Present every line in which the string "time" appears.
>> begin Record extracts
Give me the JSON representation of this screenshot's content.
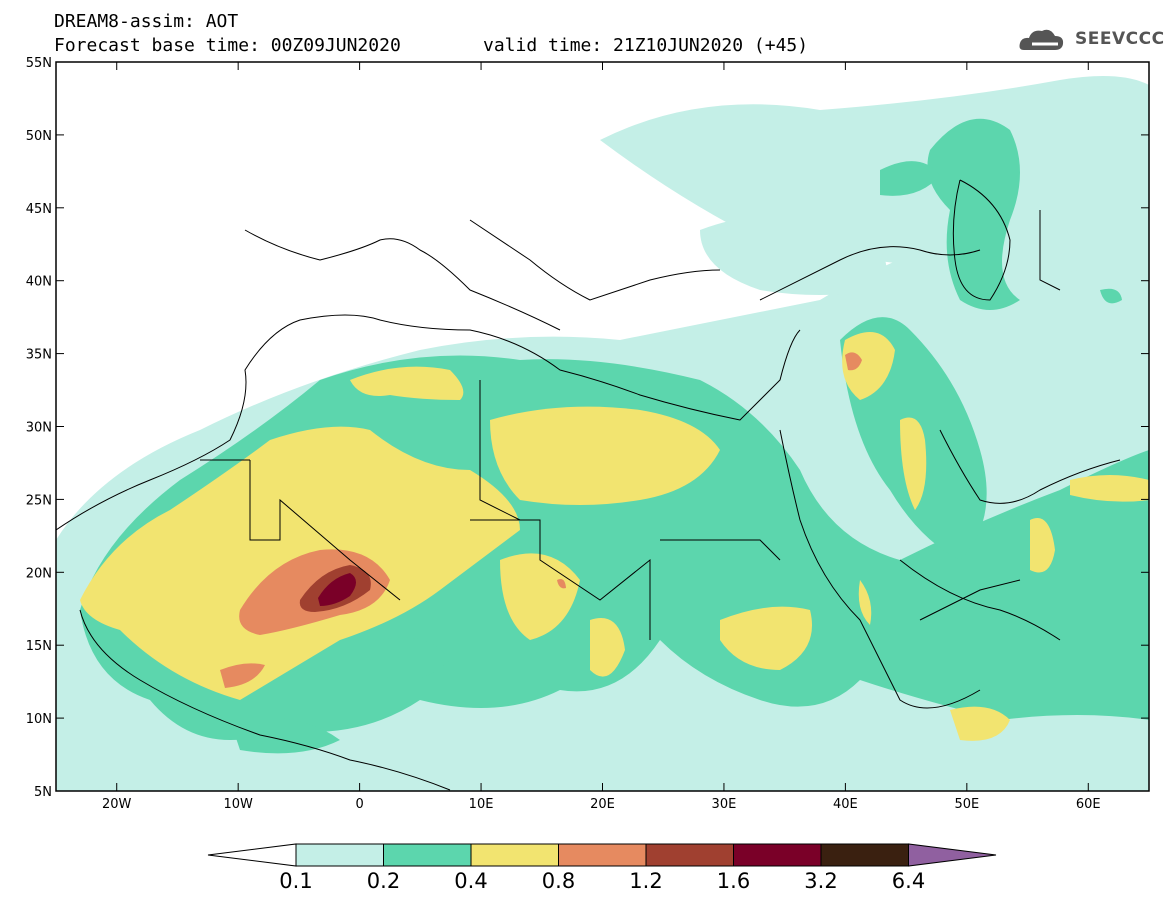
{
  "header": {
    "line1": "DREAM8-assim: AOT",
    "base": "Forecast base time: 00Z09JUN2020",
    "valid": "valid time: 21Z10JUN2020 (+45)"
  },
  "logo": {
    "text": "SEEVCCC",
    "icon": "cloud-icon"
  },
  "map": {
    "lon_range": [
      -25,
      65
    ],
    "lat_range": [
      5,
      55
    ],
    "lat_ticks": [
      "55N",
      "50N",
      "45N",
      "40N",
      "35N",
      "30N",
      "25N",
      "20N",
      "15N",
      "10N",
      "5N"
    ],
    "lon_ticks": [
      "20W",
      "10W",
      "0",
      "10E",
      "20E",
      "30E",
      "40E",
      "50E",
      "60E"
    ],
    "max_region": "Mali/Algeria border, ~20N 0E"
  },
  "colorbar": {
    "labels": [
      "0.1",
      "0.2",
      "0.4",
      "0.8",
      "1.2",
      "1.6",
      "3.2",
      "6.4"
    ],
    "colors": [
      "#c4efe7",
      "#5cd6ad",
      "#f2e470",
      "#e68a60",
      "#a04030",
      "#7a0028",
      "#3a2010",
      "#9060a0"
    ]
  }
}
>> end Record extracts
(Expected answer)
    "base": "Forecast base time: 00Z09JUN2020",
    "valid": "valid time: 21Z10JUN2020 (+45)"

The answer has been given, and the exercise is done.